Information -

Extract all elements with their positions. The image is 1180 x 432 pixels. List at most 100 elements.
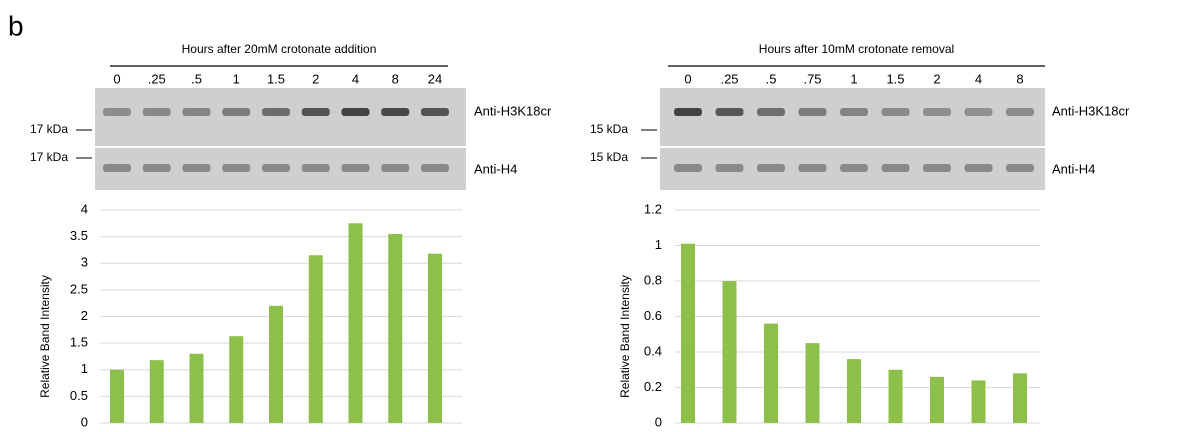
bar (150, 360, 164, 423)
blot-band (716, 108, 744, 116)
time-label: 1 (850, 71, 857, 86)
y-tick-label: 3 (81, 255, 88, 270)
blot-band (1006, 108, 1034, 116)
bar (309, 255, 323, 423)
y-tick-label: 2 (81, 308, 88, 323)
bar (388, 234, 402, 423)
y-tick-label: 0 (655, 414, 662, 429)
blot-band (840, 108, 868, 116)
time-label: 8 (392, 71, 399, 86)
bar (229, 336, 243, 423)
bar (681, 244, 695, 423)
time-label: 0 (684, 71, 691, 86)
blot-band (923, 108, 951, 116)
blot-band (183, 108, 211, 116)
blot-band (342, 108, 370, 116)
time-label: 1.5 (886, 71, 904, 86)
blot-band (103, 164, 131, 172)
blot-band (1006, 164, 1034, 172)
time-label: .75 (803, 71, 821, 86)
time-label: .25 (720, 71, 738, 86)
blot-band (674, 108, 702, 116)
figure: b Hours after 20mM crotonate addition0.2… (0, 0, 1180, 432)
time-label: .5 (191, 71, 202, 86)
y-tick-label: 0.8 (644, 272, 662, 287)
blot-band (965, 108, 993, 116)
blot-band (757, 164, 785, 172)
blot-band (183, 164, 211, 172)
blot-band (262, 108, 290, 116)
bar (190, 354, 204, 423)
time-label: 2 (933, 71, 940, 86)
blot-band (302, 164, 330, 172)
kda-marker: 17 kDa (30, 122, 68, 136)
y-tick-label: 0.6 (644, 308, 662, 323)
y-tick-label: 1 (81, 361, 88, 376)
blot-band (342, 164, 370, 172)
antibody-label: Anti-H4 (474, 161, 517, 176)
y-tick-label: 1.5 (70, 335, 88, 350)
bar (930, 377, 944, 423)
kda-marker: 17 kDa (30, 150, 68, 164)
blot-band (381, 108, 409, 116)
bar (110, 370, 124, 423)
blot-band (757, 108, 785, 116)
y-tick-label: 0.5 (70, 388, 88, 403)
bar (889, 370, 903, 423)
kda-marker: 15 kDa (590, 122, 628, 136)
time-label: .5 (766, 71, 777, 86)
antibody-label: Anti-H4 (1052, 161, 1095, 176)
blot-band (143, 108, 171, 116)
y-axis-label: Relative Band Intensity (618, 275, 632, 398)
bar (806, 343, 820, 423)
time-label: 2 (312, 71, 319, 86)
time-label: 0 (113, 71, 120, 86)
blot-band (799, 164, 827, 172)
bar (1013, 373, 1027, 423)
y-tick-label: 0.2 (644, 379, 662, 394)
blot-band (421, 108, 449, 116)
blot-band (840, 164, 868, 172)
y-axis-label: Relative Band Intensity (38, 275, 52, 398)
blot-image (660, 88, 1045, 146)
blot-band (674, 164, 702, 172)
y-tick-label: 4 (81, 201, 88, 216)
blot-title: Hours after 20mM crotonate addition (182, 42, 377, 56)
blot-band (923, 164, 951, 172)
bar (269, 306, 283, 423)
bar (972, 380, 986, 423)
time-label: 8 (1016, 71, 1023, 86)
blot-image (95, 88, 466, 146)
blot-band (965, 164, 993, 172)
blot-band (799, 108, 827, 116)
blot-band (716, 164, 744, 172)
panel-label: b (8, 10, 24, 41)
blot-band (421, 164, 449, 172)
time-label: 4 (352, 71, 359, 86)
bar (847, 359, 861, 423)
blot-band (882, 108, 910, 116)
blot-band (222, 108, 250, 116)
bar (723, 281, 737, 423)
y-tick-label: 1 (655, 237, 662, 252)
y-tick-label: 0.4 (644, 343, 662, 358)
blot-band (143, 164, 171, 172)
blot-band (381, 164, 409, 172)
blot-band (222, 164, 250, 172)
blot-band (103, 108, 131, 116)
time-label: 1 (233, 71, 240, 86)
time-label: 4 (975, 71, 982, 86)
bar (764, 324, 778, 423)
y-tick-label: 0 (81, 414, 88, 429)
kda-marker: 15 kDa (590, 150, 628, 164)
blot-title: Hours after 10mM crotonate removal (759, 42, 954, 56)
time-label: 24 (428, 71, 442, 86)
antibody-label: Anti-H3K18cr (474, 103, 552, 118)
blot-band (262, 164, 290, 172)
y-tick-label: 3.5 (70, 228, 88, 243)
time-label: .25 (148, 71, 166, 86)
y-tick-label: 1.2 (644, 201, 662, 216)
blot-band (302, 108, 330, 116)
time-label: 1.5 (267, 71, 285, 86)
blot-band (882, 164, 910, 172)
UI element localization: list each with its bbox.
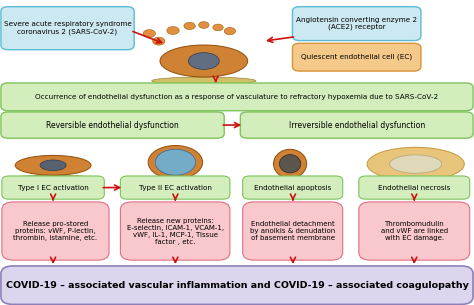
Circle shape	[213, 24, 223, 31]
Ellipse shape	[152, 77, 256, 84]
FancyBboxPatch shape	[120, 202, 230, 260]
FancyBboxPatch shape	[1, 7, 134, 50]
Text: Severe acute respiratory syndrome
coronavirus 2 (SARS-CoV-2): Severe acute respiratory syndrome corona…	[4, 21, 131, 35]
Circle shape	[224, 27, 236, 35]
Ellipse shape	[160, 45, 247, 77]
Circle shape	[199, 22, 209, 28]
Text: Endothelial detachment
by anoikis & denudation
of basement membrane: Endothelial detachment by anoikis & denu…	[250, 221, 335, 241]
Ellipse shape	[155, 149, 195, 175]
FancyBboxPatch shape	[243, 202, 343, 260]
Circle shape	[184, 22, 195, 30]
Text: Irreversible endothelial dysfunction: Irreversible endothelial dysfunction	[289, 120, 425, 130]
FancyBboxPatch shape	[120, 176, 230, 199]
FancyBboxPatch shape	[2, 176, 104, 199]
Ellipse shape	[148, 145, 202, 179]
Text: Quiescent endothelial cell (EC): Quiescent endothelial cell (EC)	[301, 54, 412, 60]
Ellipse shape	[390, 155, 442, 173]
Ellipse shape	[141, 180, 210, 186]
Text: Angiotensin converting enzyme 2
(ACE2) receptor: Angiotensin converting enzyme 2 (ACE2) r…	[296, 17, 417, 30]
FancyBboxPatch shape	[243, 176, 343, 199]
Ellipse shape	[40, 160, 66, 171]
Circle shape	[153, 37, 165, 45]
Ellipse shape	[273, 149, 307, 178]
Text: Endothelial necrosis: Endothelial necrosis	[378, 185, 450, 191]
Text: COVID-19 – associated vascular inflammation and COVID-19 – associated coagulopat: COVID-19 – associated vascular inflammat…	[6, 281, 468, 290]
FancyBboxPatch shape	[292, 7, 421, 41]
Ellipse shape	[8, 175, 98, 181]
FancyBboxPatch shape	[1, 112, 224, 138]
Text: Endothelial apoptosis: Endothelial apoptosis	[254, 185, 331, 191]
Text: Type II EC activation: Type II EC activation	[139, 185, 211, 191]
FancyBboxPatch shape	[1, 83, 473, 111]
FancyBboxPatch shape	[2, 202, 109, 260]
FancyBboxPatch shape	[359, 176, 470, 199]
Text: Release pro-stored
proteins: vWF, P-lectin,
thrombin, istamine, etc.: Release pro-stored proteins: vWF, P-lect…	[13, 221, 98, 241]
Text: Reversible endothelial dysfunction: Reversible endothelial dysfunction	[46, 120, 179, 130]
Ellipse shape	[279, 155, 301, 173]
Circle shape	[143, 30, 155, 38]
Circle shape	[167, 27, 179, 34]
Ellipse shape	[267, 180, 313, 185]
Text: Thrombomudulin
and vWF are linked
with EC damage.: Thrombomudulin and vWF are linked with E…	[381, 221, 448, 241]
Ellipse shape	[367, 147, 464, 181]
Text: Occurrence of endothelial dysfunction as a response of vasculature to refractory: Occurrence of endothelial dysfunction as…	[36, 94, 438, 100]
FancyBboxPatch shape	[1, 266, 473, 304]
FancyBboxPatch shape	[359, 202, 470, 260]
FancyBboxPatch shape	[240, 112, 473, 138]
Ellipse shape	[15, 156, 91, 175]
FancyBboxPatch shape	[292, 43, 421, 71]
Ellipse shape	[188, 52, 219, 70]
Text: Type I EC activation: Type I EC activation	[18, 185, 89, 191]
Text: Release new proteins:
E-selectin, ICAM-1, VCAM-1,
vWF, IL-1, MCP-1, Tissue
facto: Release new proteins: E-selectin, ICAM-1…	[127, 217, 224, 245]
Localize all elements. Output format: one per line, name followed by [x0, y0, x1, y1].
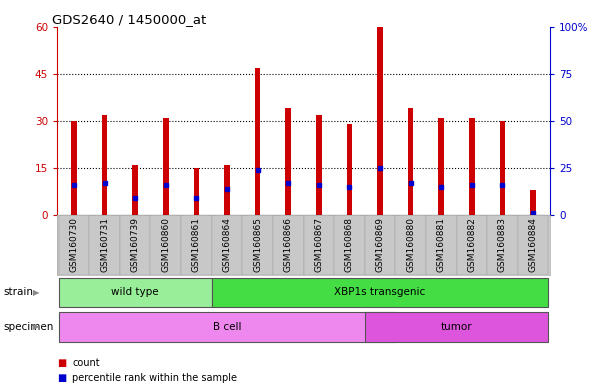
- Bar: [59, 215, 89, 275]
- FancyBboxPatch shape: [59, 278, 212, 308]
- Text: GSM160881: GSM160881: [437, 217, 446, 272]
- FancyBboxPatch shape: [59, 312, 395, 342]
- Bar: [530, 190, 536, 215]
- Text: percentile rank within the sample: percentile rank within the sample: [72, 373, 237, 383]
- Bar: [334, 215, 365, 275]
- Bar: [150, 215, 181, 275]
- Bar: [242, 215, 273, 275]
- Text: GSM160864: GSM160864: [222, 217, 231, 272]
- Text: GSM160739: GSM160739: [130, 217, 139, 272]
- Bar: [316, 115, 322, 215]
- Text: ■: ■: [57, 373, 66, 383]
- Text: GSM160882: GSM160882: [468, 217, 477, 272]
- Bar: [255, 68, 260, 215]
- Bar: [347, 124, 352, 215]
- Text: GSM160865: GSM160865: [253, 217, 262, 272]
- Bar: [120, 215, 150, 275]
- Text: B cell: B cell: [213, 322, 241, 332]
- Bar: [273, 215, 304, 275]
- Text: strain: strain: [3, 287, 33, 297]
- Text: GSM160868: GSM160868: [345, 217, 354, 272]
- Bar: [408, 108, 413, 215]
- Text: specimen: specimen: [3, 322, 53, 332]
- Text: wild type: wild type: [111, 287, 159, 297]
- Text: GSM160730: GSM160730: [70, 217, 78, 272]
- Bar: [487, 215, 518, 275]
- FancyBboxPatch shape: [365, 312, 548, 342]
- Bar: [194, 168, 199, 215]
- Bar: [89, 215, 120, 275]
- Bar: [102, 115, 108, 215]
- Bar: [71, 121, 77, 215]
- Text: GSM160731: GSM160731: [100, 217, 109, 272]
- Text: GSM160866: GSM160866: [284, 217, 293, 272]
- Bar: [439, 118, 444, 215]
- Bar: [365, 215, 395, 275]
- Text: GSM160883: GSM160883: [498, 217, 507, 272]
- Text: ▶: ▶: [33, 322, 40, 331]
- Bar: [395, 215, 426, 275]
- Bar: [132, 165, 138, 215]
- Bar: [426, 215, 457, 275]
- Text: GSM160867: GSM160867: [314, 217, 323, 272]
- Text: tumor: tumor: [441, 322, 472, 332]
- Text: GSM160861: GSM160861: [192, 217, 201, 272]
- Bar: [285, 108, 291, 215]
- Bar: [518, 215, 548, 275]
- Bar: [212, 215, 242, 275]
- Bar: [457, 215, 487, 275]
- Text: GSM160869: GSM160869: [376, 217, 385, 272]
- Text: GSM160880: GSM160880: [406, 217, 415, 272]
- Bar: [181, 215, 212, 275]
- Bar: [224, 165, 230, 215]
- FancyBboxPatch shape: [212, 278, 548, 308]
- Bar: [304, 215, 334, 275]
- Bar: [469, 118, 475, 215]
- Text: count: count: [72, 358, 100, 368]
- Bar: [377, 27, 383, 215]
- Text: XBP1s transgenic: XBP1s transgenic: [334, 287, 426, 297]
- Bar: [163, 118, 168, 215]
- Text: ▶: ▶: [33, 288, 40, 297]
- Bar: [499, 121, 505, 215]
- Text: GSM160860: GSM160860: [161, 217, 170, 272]
- Text: GDS2640 / 1450000_at: GDS2640 / 1450000_at: [52, 13, 206, 26]
- Text: ■: ■: [57, 358, 66, 368]
- Text: GSM160884: GSM160884: [529, 217, 537, 272]
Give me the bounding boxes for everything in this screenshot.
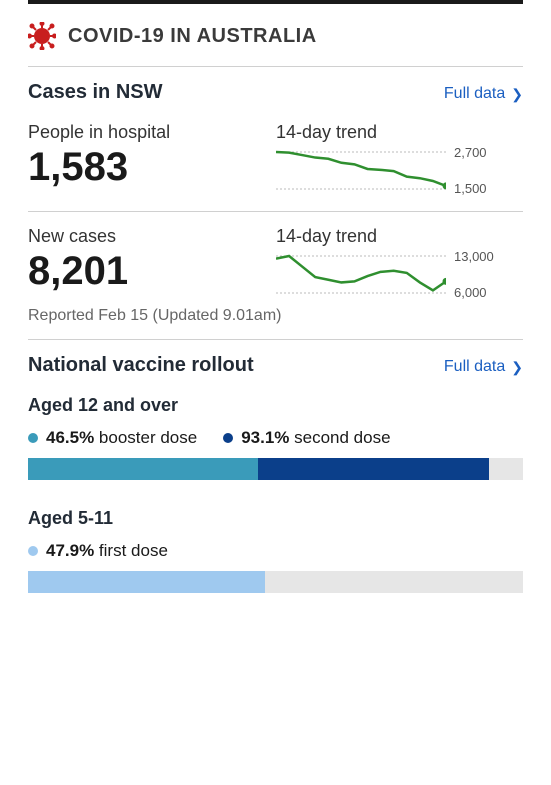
chevron-right-icon: ❯ <box>511 86 523 103</box>
header-title: COVID-19 IN AUSTRALIA <box>68 25 317 48</box>
covid-widget: COVID-19 IN AUSTRALIA Cases in NSW Full … <box>0 0 551 621</box>
divider <box>28 339 523 340</box>
cases-full-data-link[interactable]: Full data ❯ <box>444 85 523 103</box>
vax-booster-fill <box>28 458 258 480</box>
newcases-trend-label: 14-day trend <box>276 226 523 247</box>
hospital-trend-top-tick: 2,700 <box>454 145 487 160</box>
chevron-right-icon: ❯ <box>511 359 523 376</box>
hospital-trend-bottom-tick: 1,500 <box>454 181 487 196</box>
newcases-trend-chart: 13,000 6,000 <box>276 251 523 301</box>
vax-booster-legend: 46.5% booster dose <box>28 428 197 448</box>
hospital-label: People in hospital <box>28 122 258 143</box>
newcases-value: 8,201 <box>28 249 258 293</box>
header: COVID-19 IN AUSTRALIA <box>28 22 523 50</box>
dot-icon <box>223 433 233 443</box>
vax-first-fill <box>28 571 265 593</box>
dot-icon <box>28 546 38 556</box>
reported-text: Reported Feb 15 (Updated 9.01am) <box>28 307 523 325</box>
vax-group2-legend: 47.9% first dose <box>28 541 523 561</box>
top-rule <box>28 0 523 4</box>
cases-section-head: Cases in NSW Full data ❯ <box>28 81 523 104</box>
hospital-row: People in hospital 1,583 14-day trend 2,… <box>28 122 523 197</box>
vax-group-12plus: Aged 12 and over 46.5% booster dose 93.1… <box>28 395 523 480</box>
newcases-trend-bottom-tick: 6,000 <box>454 285 487 300</box>
vax-second-label: second dose <box>289 428 390 447</box>
vax-group1-bar <box>28 458 523 480</box>
newcases-row: New cases 8,201 14-day trend 13,000 6,00… <box>28 226 523 301</box>
hospital-value: 1,583 <box>28 145 258 189</box>
vax-group1-legend: 46.5% booster dose 93.1% second dose <box>28 428 523 448</box>
vax-first-pct: 47.9% <box>46 541 94 560</box>
hospital-trend-chart: 2,700 1,500 <box>276 147 523 197</box>
vax-booster-label: booster dose <box>94 428 197 447</box>
vax-second-legend: 93.1% second dose <box>223 428 390 448</box>
newcases-label: New cases <box>28 226 258 247</box>
full-data-label: Full data <box>444 85 505 103</box>
full-data-label: Full data <box>444 358 505 376</box>
virus-icon <box>28 22 56 50</box>
cases-title: Cases in NSW <box>28 81 162 104</box>
divider <box>28 211 523 212</box>
vaccine-full-data-link[interactable]: Full data ❯ <box>444 358 523 376</box>
vax-group-5to11: Aged 5-11 47.9% first dose <box>28 508 523 593</box>
newcases-trend-top-tick: 13,000 <box>454 249 494 264</box>
divider <box>28 66 523 67</box>
vaccine-title: National vaccine rollout <box>28 354 254 377</box>
vax-first-legend: 47.9% first dose <box>28 541 168 561</box>
vax-booster-pct: 46.5% <box>46 428 94 447</box>
hospital-trend-label: 14-day trend <box>276 122 523 143</box>
vax-first-label: first dose <box>94 541 168 560</box>
vax-group2-title: Aged 5-11 <box>28 508 523 529</box>
vax-group1-title: Aged 12 and over <box>28 395 523 416</box>
vax-second-pct: 93.1% <box>241 428 289 447</box>
vax-group2-bar <box>28 571 523 593</box>
vaccine-section-head: National vaccine rollout Full data ❯ <box>28 354 523 377</box>
dot-icon <box>28 433 38 443</box>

Task statement -
Please filter the data down to the lines containing the word "title".

Expected output -
blot-title: Hours after 20mM crotonate addition (182, 42, 377, 56)
blot-title: Hours after 10mM crotonate removal (759, 42, 954, 56)
header-title: COVID-19 IN AUSTRALIA <box>68 25 317 48</box>
cases-title: Cases in NSW <box>28 81 162 104</box>
vaccine-title: National vaccine rollout <box>28 354 254 377</box>
vax-group2-title: Aged 5-11 <box>28 508 523 529</box>
vax-group1-title: Aged 12 and over <box>28 395 523 416</box>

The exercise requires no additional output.